• _WHAT IS REQUIRED_
Write the data below out exactly as it stands. Do not include the pictures.

• _EXTRACTED RECORDS_

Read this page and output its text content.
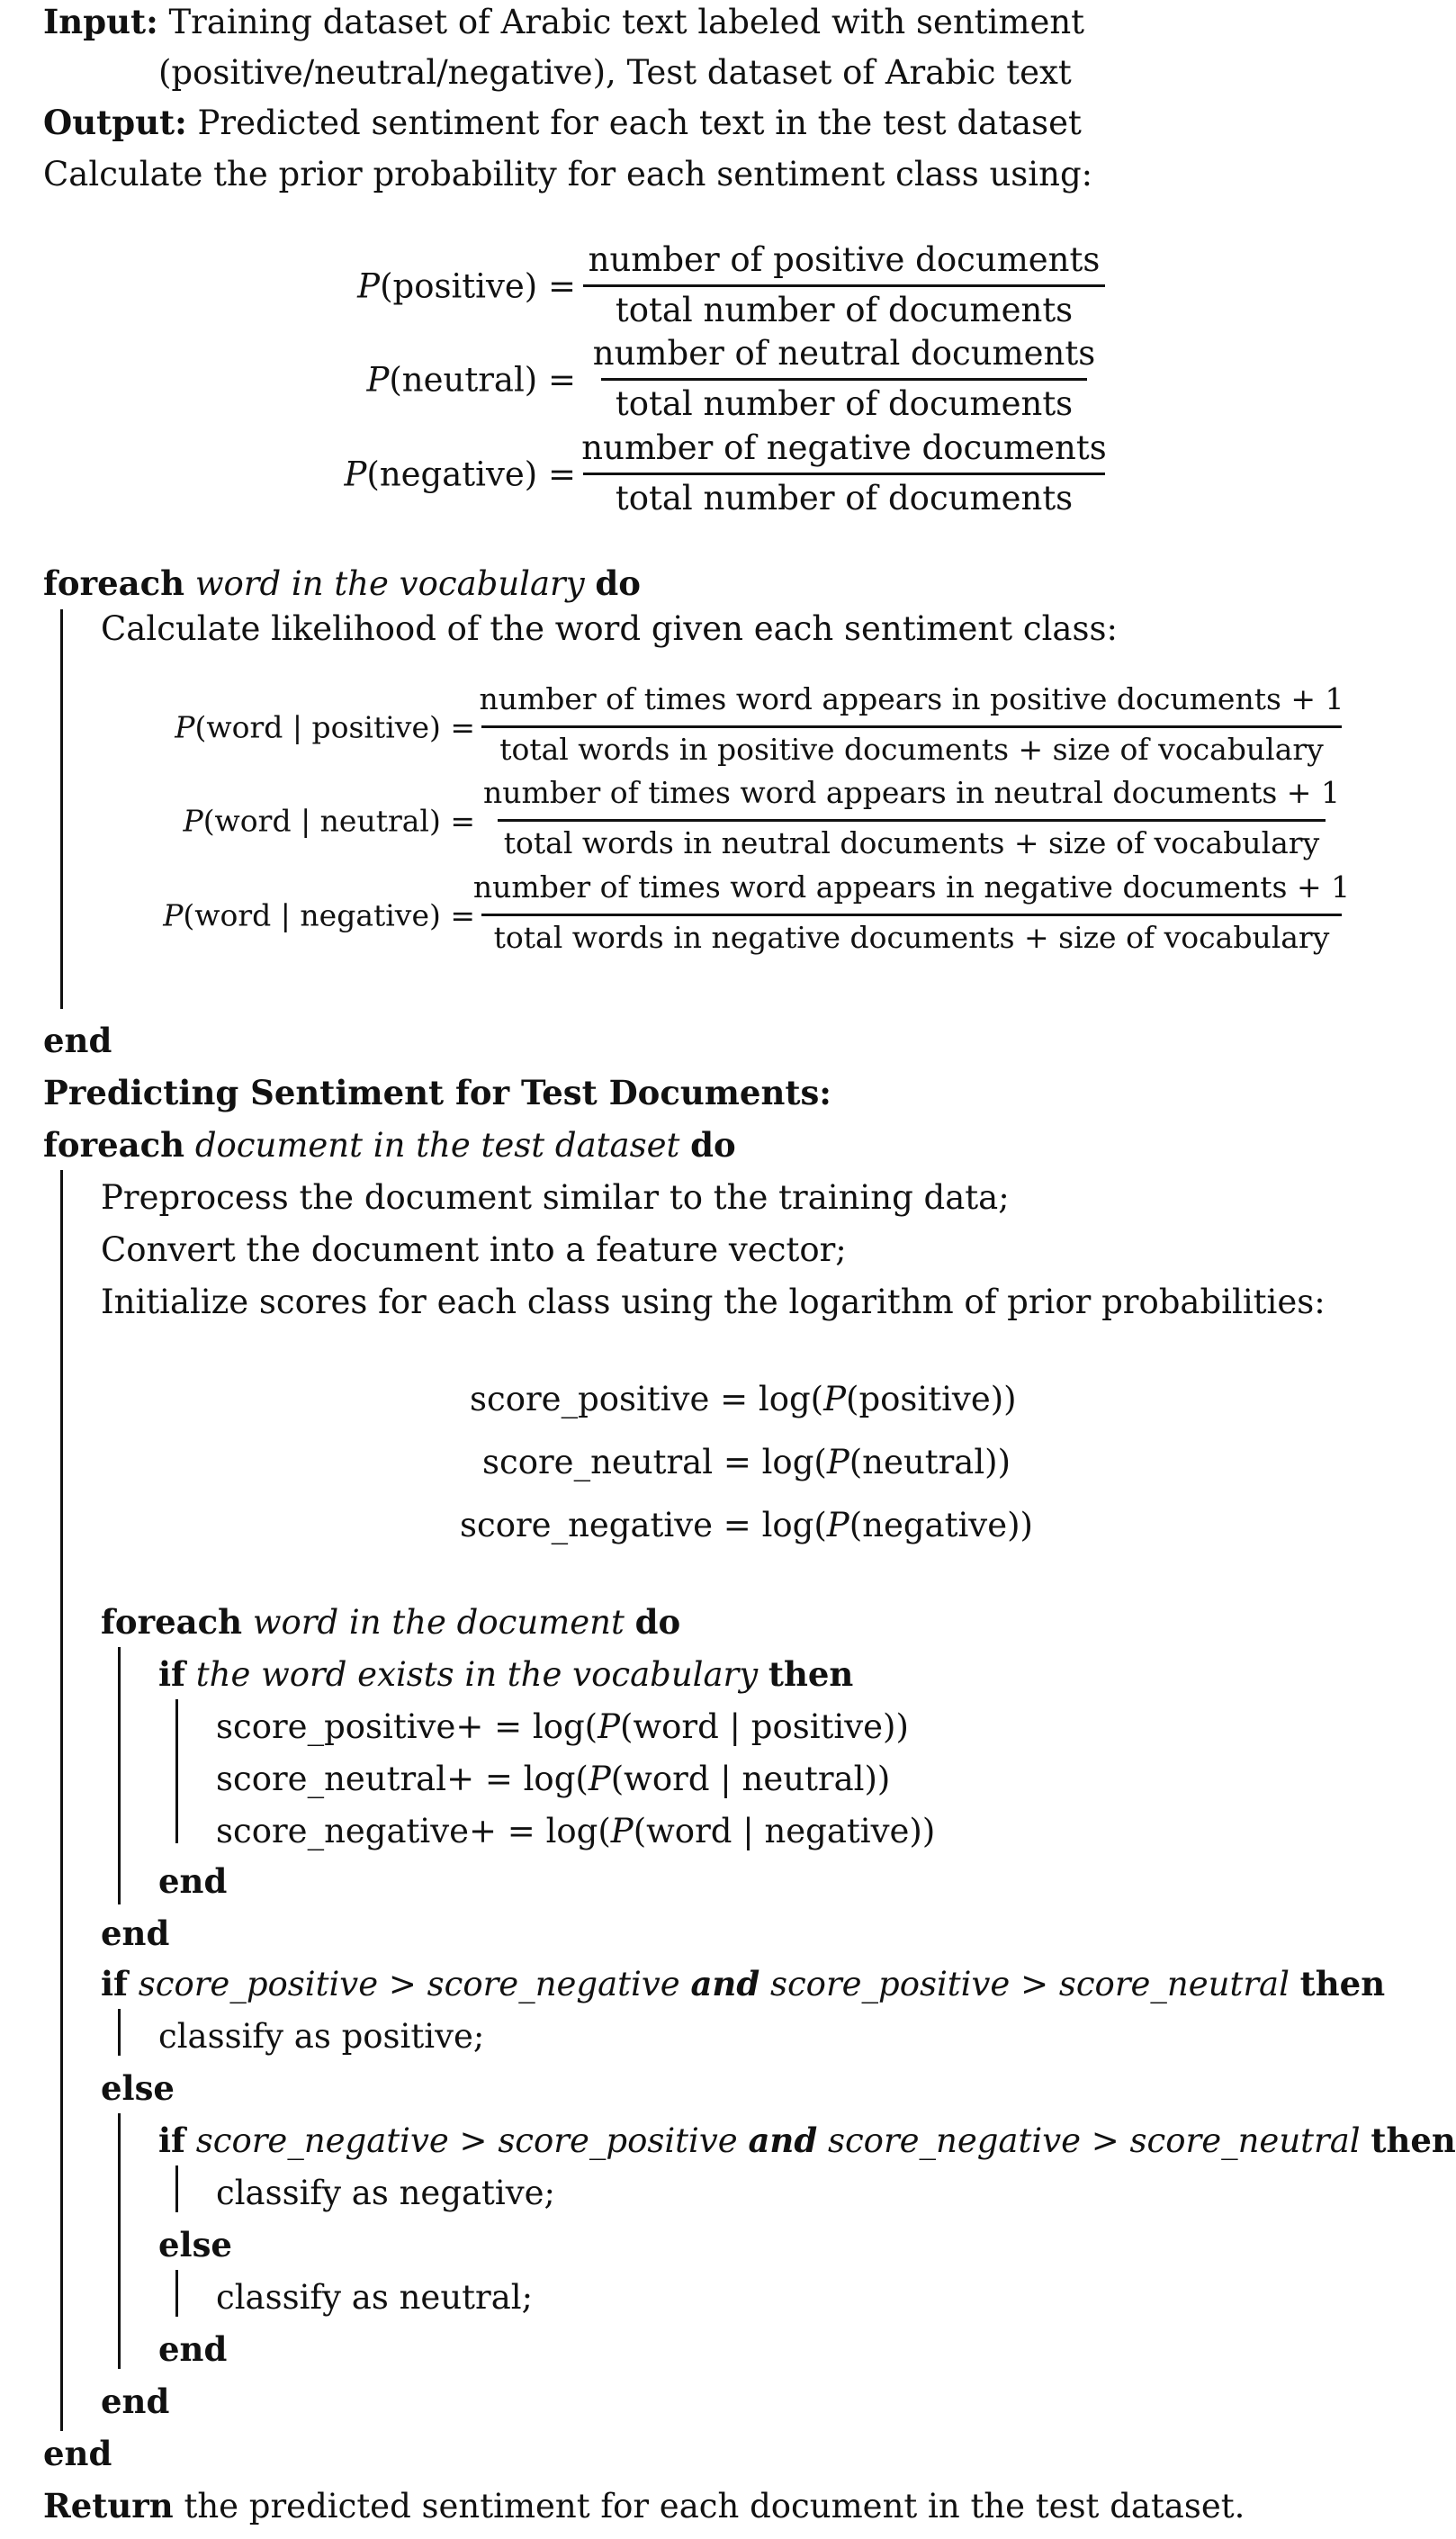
Input: Training dataset of Arabic text labeled with sentiment
(positive/neutral/negative), Test dataset of Arabic text
Output: Predicted sentiment for each text in the test dataset
Calculate the prior probability for each sentiment class using:
P(positive) =
number of positive documents
total number of documents
P(neutral) =
number of neutral documents
total number of documents
P(negative) =
number of negative documents
total number of documents
foreach word in the vocabulary do
Calculate likelihood of the word given each sentiment class:
P(word | positive) =
number of times word appears in positive documents + 1
total words in positive documents + size of vocabulary
P(word | neutral) =
number of times word appears in neutral documents + 1
total words in neutral documents + size of vocabulary
P(word | negative) =
number of times word appears in negative documents + 1
total words in negative documents + size of vocabulary
end
Predicting Sentiment for Test Documents:
foreach document in the test dataset do
Preprocess the document similar to the training data;
Convert the document into a feature vector;
Initialize scores for each class using the logarithm of prior probabilities:
score_positive = log(P(positive))
score_neutral = log(P(neutral))
score_negative = log(P(negative))
foreach word in the document do
if the word exists in the vocabulary then
score_positive+ = log(P(word | positive))
score_neutral+ = log(P(word | neutral))
score_negative+ = log(P(word | negative))
end
end
if score_positive > score_negative and score_positive > score_neutral then
classify as positive;
else
if score_negative > score_positive and score_negative > score_neutral then
classify as negative;
else
classify as neutral;
end
end
end
Return the predicted sentiment for each document in the test dataset.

• _REPLY_
Read this page and output its text content.
Input: Training dataset of Arabic text labeled with sentiment
(positive/neutral/negative), Test dataset of Arabic text
Output: Predicted sentiment for each text in the test dataset
Calculate the prior probability for each sentiment class using:
P(positive) =
number of positive documents
total number of documents
P(neutral) =
number of neutral documents
total number of documents
P(negative) =
number of negative documents
total number of documents
foreach word in the vocabulary do
Calculate likelihood of the word given each sentiment class:
P(word | positive) =
number of times word appears in positive documents + 1
total words in positive documents + size of vocabulary
P(word | neutral) =
number of times word appears in neutral documents + 1
total words in neutral documents + size of vocabulary
P(word | negative) =
number of times word appears in negative documents + 1
total words in negative documents + size of vocabulary
end
Predicting Sentiment for Test Documents:
foreach document in the test dataset do
Preprocess the document similar to the training data;
Convert the document into a feature vector;
Initialize scores for each class using the logarithm of prior probabilities:
score_positive = log(P(positive))
score_neutral = log(P(neutral))
score_negative = log(P(negative))
foreach word in the document do
if the word exists in the vocabulary then
score_positive+ = log(P(word | positive))
score_neutral+ = log(P(word | neutral))
score_negative+ = log(P(word | negative))
end
end
if score_positive > score_negative and score_positive > score_neutral then
classify as positive;
else
if score_negative > score_positive and score_negative > score_neutral then
classify as negative;
else
classify as neutral;
end
end
end
Return the predicted sentiment for each document in the test dataset.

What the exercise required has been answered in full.